WHAT YOU ARE ASKED TO DO:
Carry on the news passage about the nation-state bill and Baghdadi's fate, starting right after its last sentence.

EXCERPTED PASSAGE:
------------

Netanyahu has said the controversial Jewish nation-state bill will be brought to a first reading in the plenum before the Knesset’s three-month break, describing it as a priority. He had previously predicted that it would clear all three readings that would pass it into law before August.

— Marissa Newman

Kremlin says ‘contradictory’ reports on Baghdadi death

Moscow says it was struggling to confirm if the leader of the Islamic State group Abu Bakr al-Baghdadi is dead or alive, a month after reporting his possible demise.

The Russian army said in June that it was trying to verify information that its jets killed Baghdadi during a bombing raid near the IS stronghold of Raqqa in Syria.

But over a month after the announcement Kremlin spokesman Dmitry Peskov says Russia still had “no more precise information” on Baghdadi’s fate.

“The information coming in is contradictory and is being checked by the relevant agencies,” he says.

------------

INFORMATION SUPPLIED:

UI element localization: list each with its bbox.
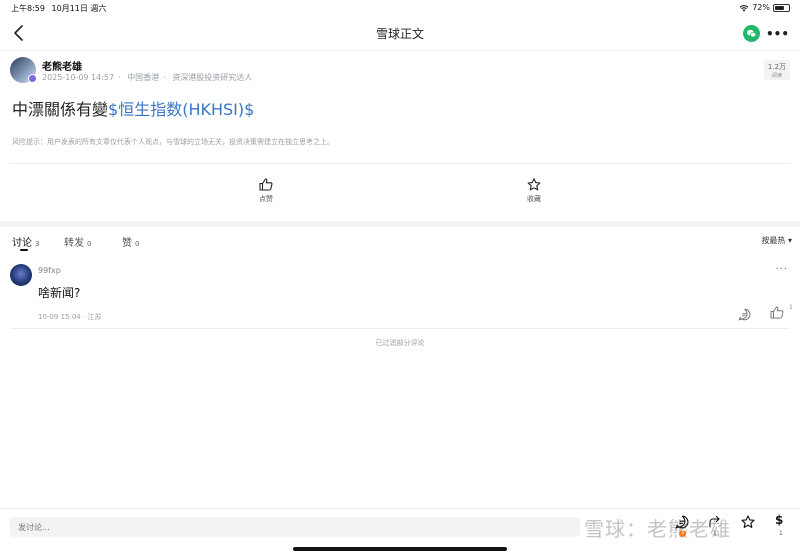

------------

IN RESPONSE:
Baghdadi, the undisputed leader of global jihadism, has been rumored wounded or killed a number of times in the past.

— AFP

Key suspect in submarine affair turning state’s witness — reports

One of the suspects in a corruption investigation into the multi-million dollar purchase of naval vessels from Germany is reportedly prepared to turn state’s witness.

Miki Ganor, the agent for the German submarine company ThyssenKryupp, is a central suspect in the ongoing investigation. He is currently in advanced negotiations to become a state’s witness in the affair, according to reports in Hebrew-language media.

In the wake of his decision, Ganor has fired his lawyer, Nati Simchony, and is now being represented by Eli Zohar. Reports suggest the move indicates how close Ganor is to reaching an agreement with prosecutors.

Ganor is suspected of fraud, money laundering and conspiracy to commit a crime. He was arrested a week ago and remains behind bars.

Fierce fighting in Islamic State-held Syrian city

US-backed Syrian fighters clash with Islamic State militants in the heart of Raqqa, the extremists’ self-styled capital, as scores of civilians flee areas controlled by the group.

The Syrian Democratic Forces, aided by the US-led coalition, launched their offensive to capture the city on June 6, and have since taken several areas. The Kurdish-led group has been one of the most effective forces in fighting IS in Syria.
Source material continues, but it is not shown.